All the data below goes into the copy word for word, but the pictures don't.

------ RECORDS SUPPLIED

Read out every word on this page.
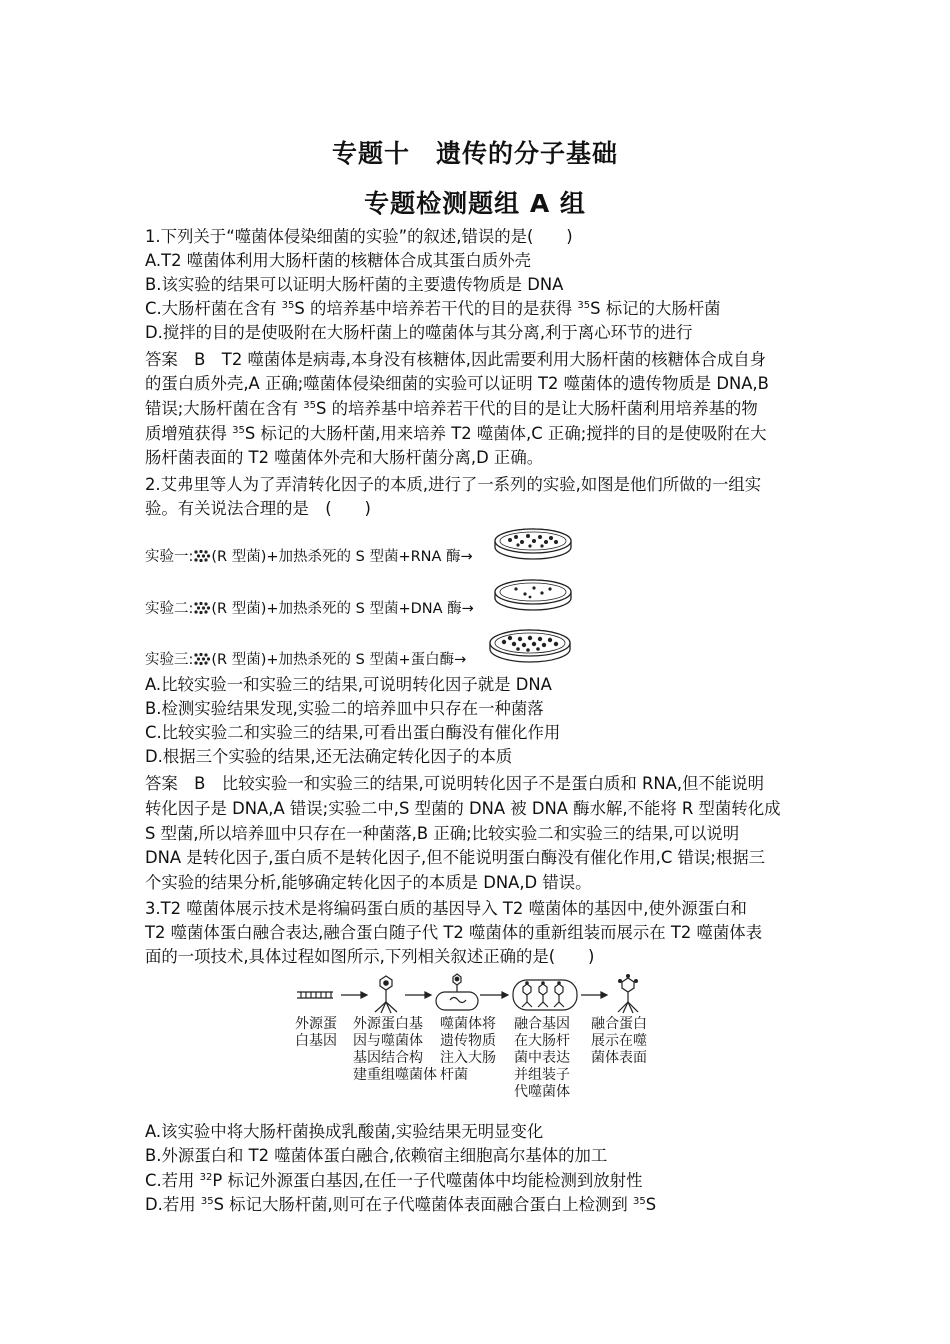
专题十　遗传的分子基础
专题检测题组 A 组
1.下列关于“噬菌体侵染细菌的实验”的叙述,错误的是(　　)
A.T2 噬菌体利用大肠杆菌的核糖体合成其蛋白质外壳
B.该实验的结果可以证明大肠杆菌的主要遗传物质是 DNA
C.大肠杆菌在含有 $^{35}$S 的培养基中培养若干代的目的是获得 $^{35}$S 标记的大肠杆菌
D.搅拌的目的是使吸附在大肠杆菌上的噬菌体与其分离,利于离心环节的进行
答案　B　T2 噬菌体是病毒,本身没有核糖体,因此需要利用大肠杆菌的核糖体合成自身
的蛋白质外壳,A 正确;噬菌体侵染细菌的实验可以证明 T2 噬菌体的遗传物质是 DNA,B
错误;大肠杆菌在含有 $^{35}$S 的培养基中培养若干代的目的是让大肠杆菌利用培养基的物
质增殖获得 $^{35}$S 标记的大肠杆菌,用来培养 T2 噬菌体,C 正确;搅拌的目的是使吸附在大
肠杆菌表面的 T2 噬菌体外壳和大肠杆菌分离,D 正确。
2.艾弗里等人为了弄清转化因子的本质,进行了一系列的实验,如图是他们所做的一组实
验。有关说法合理的是　(　　)
实验一: (R 型菌)+加热杀死的 S 型菌+RNA 酶→
实验二: (R 型菌)+加热杀死的 S 型菌+DNA 酶→
实验三: (R 型菌)+加热杀死的 S 型菌+蛋白酶→
A.比较实验一和实验三的结果,可说明转化因子就是 DNA
B.检测实验结果发现,实验二的培养皿中只存在一种菌落
C.比较实验二和实验三的结果,可看出蛋白酶没有催化作用
D.根据三个实验的结果,还无法确定转化因子的本质
答案　B　比较实验一和实验三的结果,可说明转化因子不是蛋白质和 RNA,但不能说明
转化因子是 DNA,A 错误;实验二中,S 型菌的 DNA 被 DNA 酶水解,不能将 R 型菌转化成
S 型菌,所以培养皿中只存在一种菌落,B 正确;比较实验二和实验三的结果,可以说明
DNA 是转化因子,蛋白质不是转化因子,但不能说明蛋白酶没有催化作用,C 错误;根据三
个实验的结果分析,能够确定转化因子的本质是 DNA,D 错误。
3.T2 噬菌体展示技术是将编码蛋白质的基因导入 T2 噬菌体的基因中,使外源蛋白和
T2 噬菌体蛋白融合表达,融合蛋白随子代 T2 噬菌体的重新组装而展示在 T2 噬菌体表
面的一项技术,具体过程如图所示,下列相关叙述正确的是(　　)
外源蛋
白基因
外源蛋白基
因与噬菌体
基因结合构
建重组噬菌体
噬菌体将
遗传物质
注入大肠
杆菌
融合基因
在大肠杆
菌中表达
并组装子
代噬菌体
融合蛋白
展示在噬
菌体表面
A.该实验中将大肠杆菌换成乳酸菌,实验结果无明显变化
B.外源蛋白和 T2 噬菌体蛋白融合,依赖宿主细胞高尔基体的加工
C.若用 $^{32}$P 标记外源蛋白基因,在任一子代噬菌体中均能检测到放射性
D.若用 $^{35}$S 标记大肠杆菌,则可在子代噬菌体表面融合蛋白上检测到 $^{35}$S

------------

REPLY:
Read out every word on this page.
专题十　遗传的分子基础
专题检测题组 A 组
1.下列关于“噬菌体侵染细菌的实验”的叙述,错误的是(　　)
A.T2 噬菌体利用大肠杆菌的核糖体合成其蛋白质外壳
B.该实验的结果可以证明大肠杆菌的主要遗传物质是 DNA
C.大肠杆菌在含有 $^{35}$S 的培养基中培养若干代的目的是获得 $^{35}$S 标记的大肠杆菌
D.搅拌的目的是使吸附在大肠杆菌上的噬菌体与其分离,利于离心环节的进行
答案　B　T2 噬菌体是病毒,本身没有核糖体,因此需要利用大肠杆菌的核糖体合成自身
的蛋白质外壳,A 正确;噬菌体侵染细菌的实验可以证明 T2 噬菌体的遗传物质是 DNA,B
错误;大肠杆菌在含有 $^{35}$S 的培养基中培养若干代的目的是让大肠杆菌利用培养基的物
质增殖获得 $^{35}$S 标记的大肠杆菌,用来培养 T2 噬菌体,C 正确;搅拌的目的是使吸附在大
肠杆菌表面的 T2 噬菌体外壳和大肠杆菌分离,D 正确。
2.艾弗里等人为了弄清转化因子的本质,进行了一系列的实验,如图是他们所做的一组实
验。有关说法合理的是　(　　)
实验一: (R 型菌)+加热杀死的 S 型菌+RNA 酶→
实验二: (R 型菌)+加热杀死的 S 型菌+DNA 酶→
实验三: (R 型菌)+加热杀死的 S 型菌+蛋白酶→
A.比较实验一和实验三的结果,可说明转化因子就是 DNA
B.检测实验结果发现,实验二的培养皿中只存在一种菌落
C.比较实验二和实验三的结果,可看出蛋白酶没有催化作用
D.根据三个实验的结果,还无法确定转化因子的本质
答案　B　比较实验一和实验三的结果,可说明转化因子不是蛋白质和 RNA,但不能说明
转化因子是 DNA,A 错误;实验二中,S 型菌的 DNA 被 DNA 酶水解,不能将 R 型菌转化成
S 型菌,所以培养皿中只存在一种菌落,B 正确;比较实验二和实验三的结果,可以说明
DNA 是转化因子,蛋白质不是转化因子,但不能说明蛋白酶没有催化作用,C 错误;根据三
个实验的结果分析,能够确定转化因子的本质是 DNA,D 错误。
3.T2 噬菌体展示技术是将编码蛋白质的基因导入 T2 噬菌体的基因中,使外源蛋白和
T2 噬菌体蛋白融合表达,融合蛋白随子代 T2 噬菌体的重新组装而展示在 T2 噬菌体表
面的一项技术,具体过程如图所示,下列相关叙述正确的是(　　)
外源蛋
白基因
外源蛋白基
因与噬菌体
基因结合构
建重组噬菌体
噬菌体将
遗传物质
注入大肠
杆菌
融合基因
在大肠杆
菌中表达
并组装子
代噬菌体
融合蛋白
展示在噬
菌体表面
A.该实验中将大肠杆菌换成乳酸菌,实验结果无明显变化
B.外源蛋白和 T2 噬菌体蛋白融合,依赖宿主细胞高尔基体的加工
C.若用 $^{32}$P 标记外源蛋白基因,在任一子代噬菌体中均能检测到放射性
D.若用 $^{35}$S 标记大肠杆菌,则可在子代噬菌体表面融合蛋白上检测到 $^{35}$S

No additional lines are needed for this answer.